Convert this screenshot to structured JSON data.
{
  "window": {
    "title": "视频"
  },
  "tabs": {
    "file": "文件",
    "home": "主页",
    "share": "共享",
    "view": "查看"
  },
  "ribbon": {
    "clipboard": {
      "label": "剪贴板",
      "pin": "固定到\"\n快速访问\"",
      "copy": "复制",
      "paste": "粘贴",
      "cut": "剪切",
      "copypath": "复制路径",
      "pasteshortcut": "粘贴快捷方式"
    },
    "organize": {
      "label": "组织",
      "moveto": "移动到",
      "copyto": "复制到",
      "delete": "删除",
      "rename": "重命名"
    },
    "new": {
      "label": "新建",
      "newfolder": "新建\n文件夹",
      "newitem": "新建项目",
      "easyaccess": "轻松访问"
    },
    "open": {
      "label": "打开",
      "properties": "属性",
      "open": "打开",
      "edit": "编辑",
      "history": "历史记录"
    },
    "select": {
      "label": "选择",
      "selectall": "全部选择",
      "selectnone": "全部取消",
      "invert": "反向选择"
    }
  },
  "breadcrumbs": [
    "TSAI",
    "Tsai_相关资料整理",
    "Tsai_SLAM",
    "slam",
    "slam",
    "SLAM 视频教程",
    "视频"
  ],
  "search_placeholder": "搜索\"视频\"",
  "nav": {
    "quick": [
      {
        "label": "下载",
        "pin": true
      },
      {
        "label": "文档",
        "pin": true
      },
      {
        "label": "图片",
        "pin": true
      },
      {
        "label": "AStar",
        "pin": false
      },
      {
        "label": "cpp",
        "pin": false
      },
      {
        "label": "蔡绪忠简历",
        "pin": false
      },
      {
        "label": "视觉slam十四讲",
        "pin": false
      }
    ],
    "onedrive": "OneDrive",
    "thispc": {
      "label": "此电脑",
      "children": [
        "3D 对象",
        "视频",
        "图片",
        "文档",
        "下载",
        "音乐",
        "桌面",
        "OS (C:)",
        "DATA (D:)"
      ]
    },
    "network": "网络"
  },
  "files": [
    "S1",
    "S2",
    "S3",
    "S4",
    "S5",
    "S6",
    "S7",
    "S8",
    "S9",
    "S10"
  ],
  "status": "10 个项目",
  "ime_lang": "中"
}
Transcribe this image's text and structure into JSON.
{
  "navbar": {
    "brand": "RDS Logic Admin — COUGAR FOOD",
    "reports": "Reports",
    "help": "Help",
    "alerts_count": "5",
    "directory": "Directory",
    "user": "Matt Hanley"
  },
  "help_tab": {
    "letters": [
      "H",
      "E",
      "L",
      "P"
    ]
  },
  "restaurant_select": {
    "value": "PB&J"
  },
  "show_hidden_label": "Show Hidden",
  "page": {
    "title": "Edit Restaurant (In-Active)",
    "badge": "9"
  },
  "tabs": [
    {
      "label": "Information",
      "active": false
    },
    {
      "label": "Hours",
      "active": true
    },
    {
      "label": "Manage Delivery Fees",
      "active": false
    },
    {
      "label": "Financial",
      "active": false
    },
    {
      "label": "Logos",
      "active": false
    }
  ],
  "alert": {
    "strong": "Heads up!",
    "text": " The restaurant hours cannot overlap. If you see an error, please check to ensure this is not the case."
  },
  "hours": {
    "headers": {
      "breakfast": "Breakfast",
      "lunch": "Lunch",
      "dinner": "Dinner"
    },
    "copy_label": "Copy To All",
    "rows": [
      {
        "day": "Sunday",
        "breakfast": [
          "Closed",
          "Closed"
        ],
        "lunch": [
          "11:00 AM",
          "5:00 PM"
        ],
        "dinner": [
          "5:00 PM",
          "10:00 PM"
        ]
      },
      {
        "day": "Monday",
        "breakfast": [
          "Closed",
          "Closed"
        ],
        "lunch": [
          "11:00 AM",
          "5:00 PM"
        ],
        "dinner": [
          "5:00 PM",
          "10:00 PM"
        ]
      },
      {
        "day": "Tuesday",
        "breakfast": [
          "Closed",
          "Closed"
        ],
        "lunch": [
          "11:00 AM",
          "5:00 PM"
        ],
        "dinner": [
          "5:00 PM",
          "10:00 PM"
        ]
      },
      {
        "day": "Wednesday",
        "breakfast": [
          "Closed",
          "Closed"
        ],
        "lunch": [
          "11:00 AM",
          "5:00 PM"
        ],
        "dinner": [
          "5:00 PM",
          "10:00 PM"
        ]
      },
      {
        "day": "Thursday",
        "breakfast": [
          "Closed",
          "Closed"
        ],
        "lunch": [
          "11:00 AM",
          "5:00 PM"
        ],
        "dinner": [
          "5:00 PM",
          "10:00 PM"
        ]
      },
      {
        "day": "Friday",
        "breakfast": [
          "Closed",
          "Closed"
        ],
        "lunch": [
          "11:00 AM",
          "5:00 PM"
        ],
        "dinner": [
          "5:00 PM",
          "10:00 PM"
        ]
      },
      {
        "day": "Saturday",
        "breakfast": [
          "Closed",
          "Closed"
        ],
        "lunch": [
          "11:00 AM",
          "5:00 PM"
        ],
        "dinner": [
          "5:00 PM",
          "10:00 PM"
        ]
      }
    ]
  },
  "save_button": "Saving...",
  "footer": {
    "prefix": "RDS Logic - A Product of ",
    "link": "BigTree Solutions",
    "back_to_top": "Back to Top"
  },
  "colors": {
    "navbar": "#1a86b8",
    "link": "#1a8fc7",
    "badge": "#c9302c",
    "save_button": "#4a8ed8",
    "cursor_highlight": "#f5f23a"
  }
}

:: Problem requirements ::
Tally the lines of the preceding listing in which the word "title" appears; state nothing but the total.

:: Output of the exercise ::
2